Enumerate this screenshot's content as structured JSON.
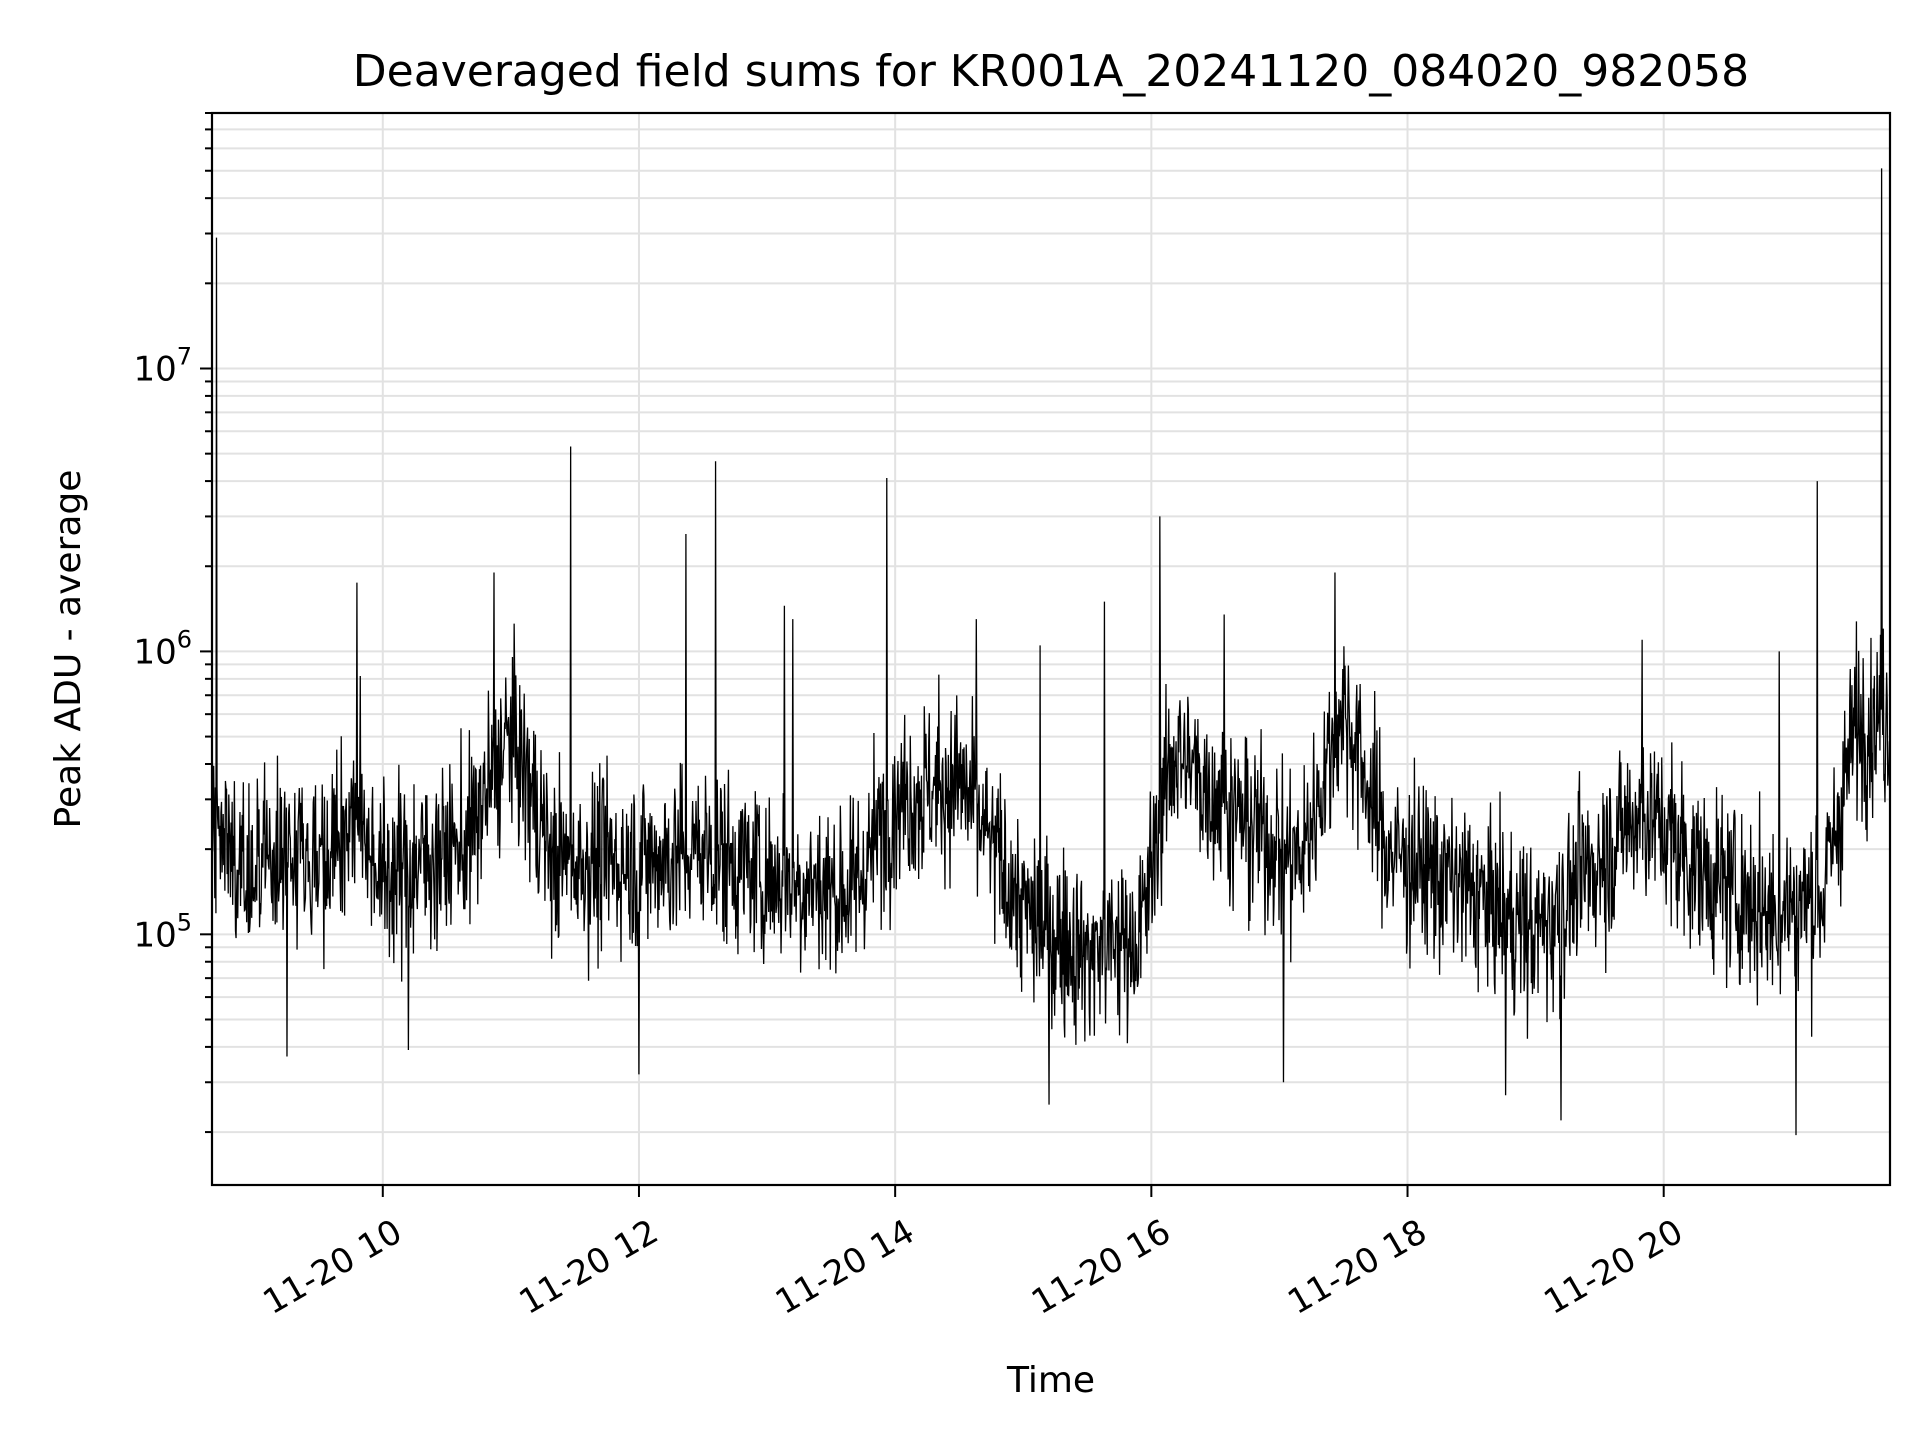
{
  "chart_data": {
    "type": "line",
    "title": "Deaveraged field sums for KR001A_20241120_084020_982058",
    "xlabel": "Time",
    "ylabel": "Peak ADU - average",
    "x_axis": {
      "type": "datetime",
      "min": "2024-11-20 08:40",
      "max": "2024-11-20 21:46",
      "ticks": [
        {
          "value": "2024-11-20 10:00",
          "label": "11-20 10"
        },
        {
          "value": "2024-11-20 12:00",
          "label": "11-20 12"
        },
        {
          "value": "2024-11-20 14:00",
          "label": "11-20 14"
        },
        {
          "value": "2024-11-20 16:00",
          "label": "11-20 16"
        },
        {
          "value": "2024-11-20 18:00",
          "label": "11-20 18"
        },
        {
          "value": "2024-11-20 20:00",
          "label": "11-20 20"
        }
      ]
    },
    "y_axis": {
      "scale": "log",
      "min": 13000,
      "max": 80000000,
      "ticks": [
        {
          "value": 100000,
          "base": "10",
          "exp": "5"
        },
        {
          "value": 1000000,
          "base": "10",
          "exp": "6"
        },
        {
          "value": 10000000,
          "base": "10",
          "exp": "7"
        }
      ]
    },
    "grid": true,
    "series_color": "#000000",
    "trend": [
      {
        "t": "2024-11-20 08:40",
        "v": 250000
      },
      {
        "t": "2024-11-20 09:00",
        "v": 180000
      },
      {
        "t": "2024-11-20 09:30",
        "v": 200000
      },
      {
        "t": "2024-11-20 09:50",
        "v": 260000
      },
      {
        "t": "2024-11-20 10:00",
        "v": 160000
      },
      {
        "t": "2024-11-20 10:40",
        "v": 210000
      },
      {
        "t": "2024-11-20 11:00",
        "v": 520000
      },
      {
        "t": "2024-11-20 11:20",
        "v": 180000
      },
      {
        "t": "2024-11-20 12:00",
        "v": 180000
      },
      {
        "t": "2024-11-20 12:30",
        "v": 200000
      },
      {
        "t": "2024-11-20 13:00",
        "v": 160000
      },
      {
        "t": "2024-11-20 13:40",
        "v": 140000
      },
      {
        "t": "2024-11-20 14:00",
        "v": 300000
      },
      {
        "t": "2024-11-20 14:30",
        "v": 350000
      },
      {
        "t": "2024-11-20 15:00",
        "v": 120000
      },
      {
        "t": "2024-11-20 15:30",
        "v": 85000
      },
      {
        "t": "2024-11-20 15:55",
        "v": 100000
      },
      {
        "t": "2024-11-20 16:10",
        "v": 450000
      },
      {
        "t": "2024-11-20 16:40",
        "v": 260000
      },
      {
        "t": "2024-11-20 17:10",
        "v": 180000
      },
      {
        "t": "2024-11-20 17:30",
        "v": 650000
      },
      {
        "t": "2024-11-20 17:50",
        "v": 200000
      },
      {
        "t": "2024-11-20 18:30",
        "v": 140000
      },
      {
        "t": "2024-11-20 19:00",
        "v": 100000
      },
      {
        "t": "2024-11-20 19:20",
        "v": 150000
      },
      {
        "t": "2024-11-20 19:50",
        "v": 280000
      },
      {
        "t": "2024-11-20 20:20",
        "v": 160000
      },
      {
        "t": "2024-11-20 20:50",
        "v": 120000
      },
      {
        "t": "2024-11-20 21:15",
        "v": 140000
      },
      {
        "t": "2024-11-20 21:30",
        "v": 550000
      },
      {
        "t": "2024-11-20 21:46",
        "v": 600000
      }
    ],
    "peaks": [
      {
        "t": "2024-11-20 08:42",
        "v": 29000000
      },
      {
        "t": "2024-11-20 09:48",
        "v": 1750000
      },
      {
        "t": "2024-11-20 10:52",
        "v": 1900000
      },
      {
        "t": "2024-11-20 11:28",
        "v": 5300000
      },
      {
        "t": "2024-11-20 12:22",
        "v": 2600000
      },
      {
        "t": "2024-11-20 12:36",
        "v": 4700000
      },
      {
        "t": "2024-11-20 13:08",
        "v": 1450000
      },
      {
        "t": "2024-11-20 13:12",
        "v": 1300000
      },
      {
        "t": "2024-11-20 13:56",
        "v": 4100000
      },
      {
        "t": "2024-11-20 14:38",
        "v": 1300000
      },
      {
        "t": "2024-11-20 15:08",
        "v": 1050000
      },
      {
        "t": "2024-11-20 15:38",
        "v": 1500000
      },
      {
        "t": "2024-11-20 16:04",
        "v": 3000000
      },
      {
        "t": "2024-11-20 16:34",
        "v": 1350000
      },
      {
        "t": "2024-11-20 17:26",
        "v": 1900000
      },
      {
        "t": "2024-11-20 19:50",
        "v": 1100000
      },
      {
        "t": "2024-11-20 20:54",
        "v": 1000000
      },
      {
        "t": "2024-11-20 21:12",
        "v": 4000000
      },
      {
        "t": "2024-11-20 21:42",
        "v": 51000000
      }
    ],
    "dips": [
      {
        "t": "2024-11-20 09:15",
        "v": 37000
      },
      {
        "t": "2024-11-20 10:12",
        "v": 39000
      },
      {
        "t": "2024-11-20 12:00",
        "v": 32000
      },
      {
        "t": "2024-11-20 15:12",
        "v": 25000
      },
      {
        "t": "2024-11-20 17:02",
        "v": 30000
      },
      {
        "t": "2024-11-20 18:46",
        "v": 27000
      },
      {
        "t": "2024-11-20 19:12",
        "v": 22000
      },
      {
        "t": "2024-11-20 21:02",
        "v": 19500
      }
    ]
  }
}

---+---

■ **What you should do**: Write out every line of the preceding listing that contains "value".

■ **Solved exercise**:
          "value": "2024-11-20 10:00",
          "value": "2024-11-20 12:00",
          "value": "2024-11-20 14:00",
          "value": "2024-11-20 16:00",
          "value": "2024-11-20 18:00",
          "value": "2024-11-20 20:00",
          "value": 100000,
          "value": 1000000,
          "value": 10000000,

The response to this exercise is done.